- Directions for this task
Copy the listing verbatim, excluding any images found in it.

- Task data
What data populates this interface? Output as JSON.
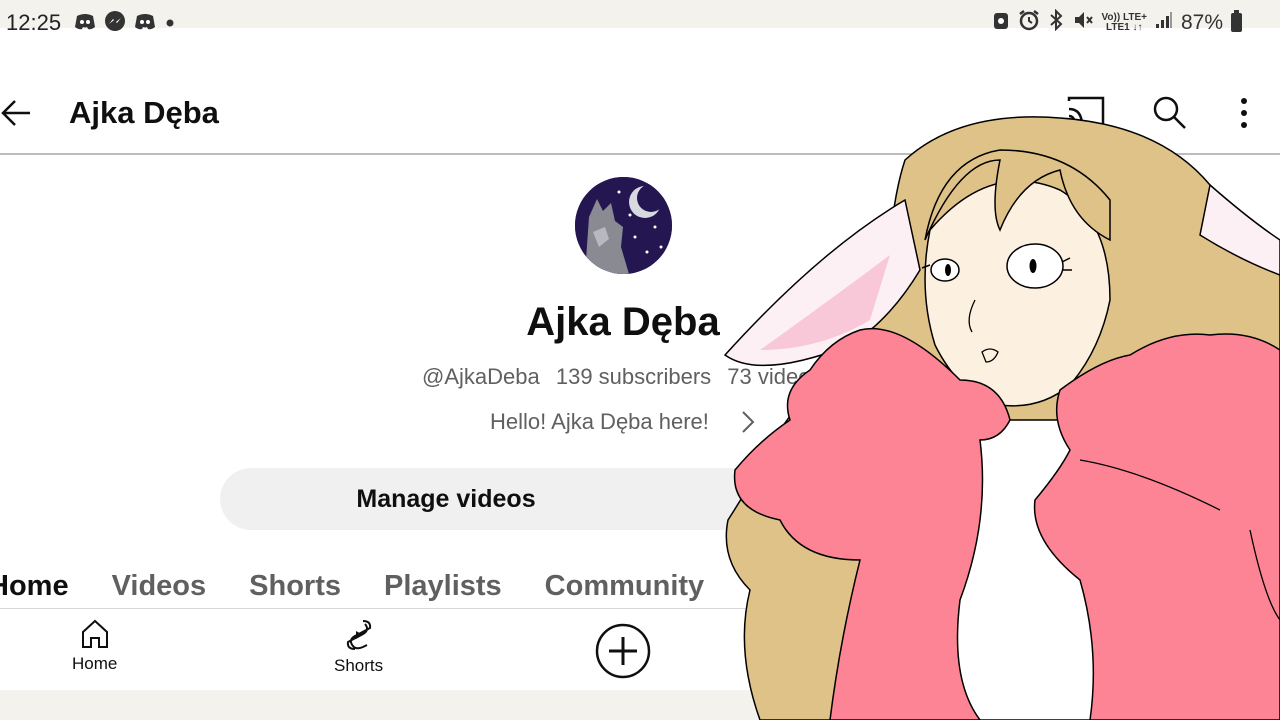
{
  "status_bar": {
    "time": "12:25",
    "battery": "87%",
    "network_top": "Vo)) LTE+",
    "network_bottom": "LTE1 ↓↑"
  },
  "app_bar": {
    "title": "Ajka Dęba"
  },
  "profile": {
    "name": "Ajka Dęba",
    "handle": "@AjkaDeba",
    "subscribers": "139 subscribers",
    "videos": "73 videos",
    "description": "Hello! Ajka Dęba here!",
    "manage_button": "Manage videos"
  },
  "tabs": [
    {
      "label": "Home",
      "active": true
    },
    {
      "label": "Videos",
      "active": false
    },
    {
      "label": "Shorts",
      "active": false
    },
    {
      "label": "Playlists",
      "active": false
    },
    {
      "label": "Community",
      "active": false
    }
  ],
  "bottom_nav": {
    "home": "Home",
    "shorts": "Shorts"
  },
  "colors": {
    "hair": "#dfc288",
    "coat": "#fc8494",
    "skin": "#fcf0e0",
    "ear_inner": "#f8c8d8",
    "avatar_bg": "#2a1a5e"
  },
  "icons": [
    "back-arrow-icon",
    "cast-icon",
    "search-icon",
    "more-vert-icon",
    "chevron-right-icon",
    "home-icon",
    "shorts-icon",
    "plus-circle-icon"
  ]
}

- Expected answer
What data populates this interface? Output as JSON.
{
  "status_bar": {
    "time": "12:25",
    "battery": "87%",
    "network_top": "Vo)) LTE+",
    "network_bottom": "LTE1 ↓↑"
  },
  "app_bar": {
    "title": "Ajka Dęba"
  },
  "profile": {
    "name": "Ajka Dęba",
    "handle": "@AjkaDeba",
    "subscribers": "139 subscribers",
    "videos": "73 videos",
    "description": "Hello! Ajka Dęba here!",
    "manage_button": "Manage videos"
  },
  "tabs": [
    {
      "label": "Home",
      "active": true
    },
    {
      "label": "Videos",
      "active": false
    },
    {
      "label": "Shorts",
      "active": false
    },
    {
      "label": "Playlists",
      "active": false
    },
    {
      "label": "Community",
      "active": false
    }
  ],
  "bottom_nav": {
    "home": "Home",
    "shorts": "Shorts"
  },
  "colors": {
    "hair": "#dfc288",
    "coat": "#fc8494",
    "skin": "#fcf0e0",
    "ear_inner": "#f8c8d8",
    "avatar_bg": "#2a1a5e"
  },
  "icons": [
    "back-arrow-icon",
    "cast-icon",
    "search-icon",
    "more-vert-icon",
    "chevron-right-icon",
    "home-icon",
    "shorts-icon",
    "plus-circle-icon"
  ]
}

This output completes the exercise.